*DIRECTIVE*. Send back the records in full, character for character.

*DATA SHOWN*.
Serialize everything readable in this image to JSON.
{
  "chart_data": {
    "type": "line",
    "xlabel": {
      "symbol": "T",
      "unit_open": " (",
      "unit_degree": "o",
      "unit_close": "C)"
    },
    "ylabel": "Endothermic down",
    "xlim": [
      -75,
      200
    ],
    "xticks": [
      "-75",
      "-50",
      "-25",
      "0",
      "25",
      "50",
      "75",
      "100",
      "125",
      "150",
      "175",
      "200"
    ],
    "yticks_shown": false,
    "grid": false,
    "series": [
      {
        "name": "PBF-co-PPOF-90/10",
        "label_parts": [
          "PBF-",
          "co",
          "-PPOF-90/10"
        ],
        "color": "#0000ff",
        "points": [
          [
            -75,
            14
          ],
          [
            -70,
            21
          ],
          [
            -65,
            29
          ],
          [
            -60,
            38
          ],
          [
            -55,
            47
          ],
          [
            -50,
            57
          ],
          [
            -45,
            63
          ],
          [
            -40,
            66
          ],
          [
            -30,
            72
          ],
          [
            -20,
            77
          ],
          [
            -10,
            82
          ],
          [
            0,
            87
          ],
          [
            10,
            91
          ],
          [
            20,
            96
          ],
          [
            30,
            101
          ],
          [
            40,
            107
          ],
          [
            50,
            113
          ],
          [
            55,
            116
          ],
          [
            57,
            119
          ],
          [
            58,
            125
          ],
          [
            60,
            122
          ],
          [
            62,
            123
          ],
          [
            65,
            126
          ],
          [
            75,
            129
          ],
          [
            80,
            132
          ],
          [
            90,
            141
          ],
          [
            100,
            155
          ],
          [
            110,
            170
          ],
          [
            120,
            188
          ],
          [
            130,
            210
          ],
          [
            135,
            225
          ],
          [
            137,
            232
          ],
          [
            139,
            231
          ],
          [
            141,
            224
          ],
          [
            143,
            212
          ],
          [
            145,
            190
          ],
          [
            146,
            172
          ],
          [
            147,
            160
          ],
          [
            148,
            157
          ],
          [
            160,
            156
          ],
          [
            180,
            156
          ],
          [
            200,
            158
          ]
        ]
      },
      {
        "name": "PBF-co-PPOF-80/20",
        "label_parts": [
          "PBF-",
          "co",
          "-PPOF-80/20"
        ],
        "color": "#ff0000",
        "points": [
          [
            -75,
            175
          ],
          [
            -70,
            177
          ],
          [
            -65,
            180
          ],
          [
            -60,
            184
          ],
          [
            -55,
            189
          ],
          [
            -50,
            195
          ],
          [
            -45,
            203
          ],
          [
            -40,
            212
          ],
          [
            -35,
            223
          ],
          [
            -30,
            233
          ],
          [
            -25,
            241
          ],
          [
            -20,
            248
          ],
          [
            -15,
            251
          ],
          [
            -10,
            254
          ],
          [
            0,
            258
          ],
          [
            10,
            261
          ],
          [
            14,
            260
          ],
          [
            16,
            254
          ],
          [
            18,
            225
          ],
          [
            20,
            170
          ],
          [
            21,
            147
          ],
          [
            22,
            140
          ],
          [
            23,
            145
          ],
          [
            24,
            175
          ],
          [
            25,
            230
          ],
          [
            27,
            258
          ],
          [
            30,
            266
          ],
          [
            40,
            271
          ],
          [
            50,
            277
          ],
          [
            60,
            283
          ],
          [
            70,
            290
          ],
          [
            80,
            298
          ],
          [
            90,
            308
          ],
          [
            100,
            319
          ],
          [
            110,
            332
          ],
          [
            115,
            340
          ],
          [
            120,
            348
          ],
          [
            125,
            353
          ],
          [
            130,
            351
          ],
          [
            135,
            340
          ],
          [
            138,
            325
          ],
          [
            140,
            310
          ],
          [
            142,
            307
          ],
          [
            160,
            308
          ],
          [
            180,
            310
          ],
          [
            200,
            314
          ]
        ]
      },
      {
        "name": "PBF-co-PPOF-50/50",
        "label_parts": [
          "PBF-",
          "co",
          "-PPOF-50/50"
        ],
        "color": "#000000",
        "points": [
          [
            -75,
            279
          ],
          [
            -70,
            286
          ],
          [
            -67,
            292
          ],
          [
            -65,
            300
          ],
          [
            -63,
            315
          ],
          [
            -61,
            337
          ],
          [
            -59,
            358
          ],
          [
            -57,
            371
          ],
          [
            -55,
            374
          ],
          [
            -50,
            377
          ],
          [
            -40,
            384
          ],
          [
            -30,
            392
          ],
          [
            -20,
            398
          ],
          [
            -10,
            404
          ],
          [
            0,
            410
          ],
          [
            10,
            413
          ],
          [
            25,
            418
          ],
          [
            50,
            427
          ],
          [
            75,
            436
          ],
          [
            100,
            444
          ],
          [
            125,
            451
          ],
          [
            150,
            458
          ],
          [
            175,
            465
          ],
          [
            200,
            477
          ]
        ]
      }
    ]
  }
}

*WRITTEN SOLUTION*.
Serialize everything readable in this image to JSON.
{
  "chart_data": {
    "type": "line",
    "xlabel": {
      "symbol": "T",
      "unit_open": " (",
      "unit_degree": "o",
      "unit_close": "C)"
    },
    "ylabel": "Endothermic down",
    "xlim": [
      -75,
      200
    ],
    "xticks": [
      "-75",
      "-50",
      "-25",
      "0",
      "25",
      "50",
      "75",
      "100",
      "125",
      "150",
      "175",
      "200"
    ],
    "yticks_shown": false,
    "grid": false,
    "series": [
      {
        "name": "PBF-co-PPOF-90/10",
        "label_parts": [
          "PBF-",
          "co",
          "-PPOF-90/10"
        ],
        "color": "#0000ff",
        "points": [
          [
            -75,
            14
          ],
          [
            -70,
            21
          ],
          [
            -65,
            29
          ],
          [
            -60,
            38
          ],
          [
            -55,
            47
          ],
          [
            -50,
            57
          ],
          [
            -45,
            63
          ],
          [
            -40,
            66
          ],
          [
            -30,
            72
          ],
          [
            -20,
            77
          ],
          [
            -10,
            82
          ],
          [
            0,
            87
          ],
          [
            10,
            91
          ],
          [
            20,
            96
          ],
          [
            30,
            101
          ],
          [
            40,
            107
          ],
          [
            50,
            113
          ],
          [
            55,
            116
          ],
          [
            57,
            119
          ],
          [
            58,
            125
          ],
          [
            60,
            122
          ],
          [
            62,
            123
          ],
          [
            65,
            126
          ],
          [
            75,
            129
          ],
          [
            80,
            132
          ],
          [
            90,
            141
          ],
          [
            100,
            155
          ],
          [
            110,
            170
          ],
          [
            120,
            188
          ],
          [
            130,
            210
          ],
          [
            135,
            225
          ],
          [
            137,
            232
          ],
          [
            139,
            231
          ],
          [
            141,
            224
          ],
          [
            143,
            212
          ],
          [
            145,
            190
          ],
          [
            146,
            172
          ],
          [
            147,
            160
          ],
          [
            148,
            157
          ],
          [
            160,
            156
          ],
          [
            180,
            156
          ],
          [
            200,
            158
          ]
        ]
      },
      {
        "name": "PBF-co-PPOF-80/20",
        "label_parts": [
          "PBF-",
          "co",
          "-PPOF-80/20"
        ],
        "color": "#ff0000",
        "points": [
          [
            -75,
            175
          ],
          [
            -70,
            177
          ],
          [
            -65,
            180
          ],
          [
            -60,
            184
          ],
          [
            -55,
            189
          ],
          [
            -50,
            195
          ],
          [
            -45,
            203
          ],
          [
            -40,
            212
          ],
          [
            -35,
            223
          ],
          [
            -30,
            233
          ],
          [
            -25,
            241
          ],
          [
            -20,
            248
          ],
          [
            -15,
            251
          ],
          [
            -10,
            254
          ],
          [
            0,
            258
          ],
          [
            10,
            261
          ],
          [
            14,
            260
          ],
          [
            16,
            254
          ],
          [
            18,
            225
          ],
          [
            20,
            170
          ],
          [
            21,
            147
          ],
          [
            22,
            140
          ],
          [
            23,
            145
          ],
          [
            24,
            175
          ],
          [
            25,
            230
          ],
          [
            27,
            258
          ],
          [
            30,
            266
          ],
          [
            40,
            271
          ],
          [
            50,
            277
          ],
          [
            60,
            283
          ],
          [
            70,
            290
          ],
          [
            80,
            298
          ],
          [
            90,
            308
          ],
          [
            100,
            319
          ],
          [
            110,
            332
          ],
          [
            115,
            340
          ],
          [
            120,
            348
          ],
          [
            125,
            353
          ],
          [
            130,
            351
          ],
          [
            135,
            340
          ],
          [
            138,
            325
          ],
          [
            140,
            310
          ],
          [
            142,
            307
          ],
          [
            160,
            308
          ],
          [
            180,
            310
          ],
          [
            200,
            314
          ]
        ]
      },
      {
        "name": "PBF-co-PPOF-50/50",
        "label_parts": [
          "PBF-",
          "co",
          "-PPOF-50/50"
        ],
        "color": "#000000",
        "points": [
          [
            -75,
            279
          ],
          [
            -70,
            286
          ],
          [
            -67,
            292
          ],
          [
            -65,
            300
          ],
          [
            -63,
            315
          ],
          [
            -61,
            337
          ],
          [
            -59,
            358
          ],
          [
            -57,
            371
          ],
          [
            -55,
            374
          ],
          [
            -50,
            377
          ],
          [
            -40,
            384
          ],
          [
            -30,
            392
          ],
          [
            -20,
            398
          ],
          [
            -10,
            404
          ],
          [
            0,
            410
          ],
          [
            10,
            413
          ],
          [
            25,
            418
          ],
          [
            50,
            427
          ],
          [
            75,
            436
          ],
          [
            100,
            444
          ],
          [
            125,
            451
          ],
          [
            150,
            458
          ],
          [
            175,
            465
          ],
          [
            200,
            477
          ]
        ]
      }
    ]
  }
}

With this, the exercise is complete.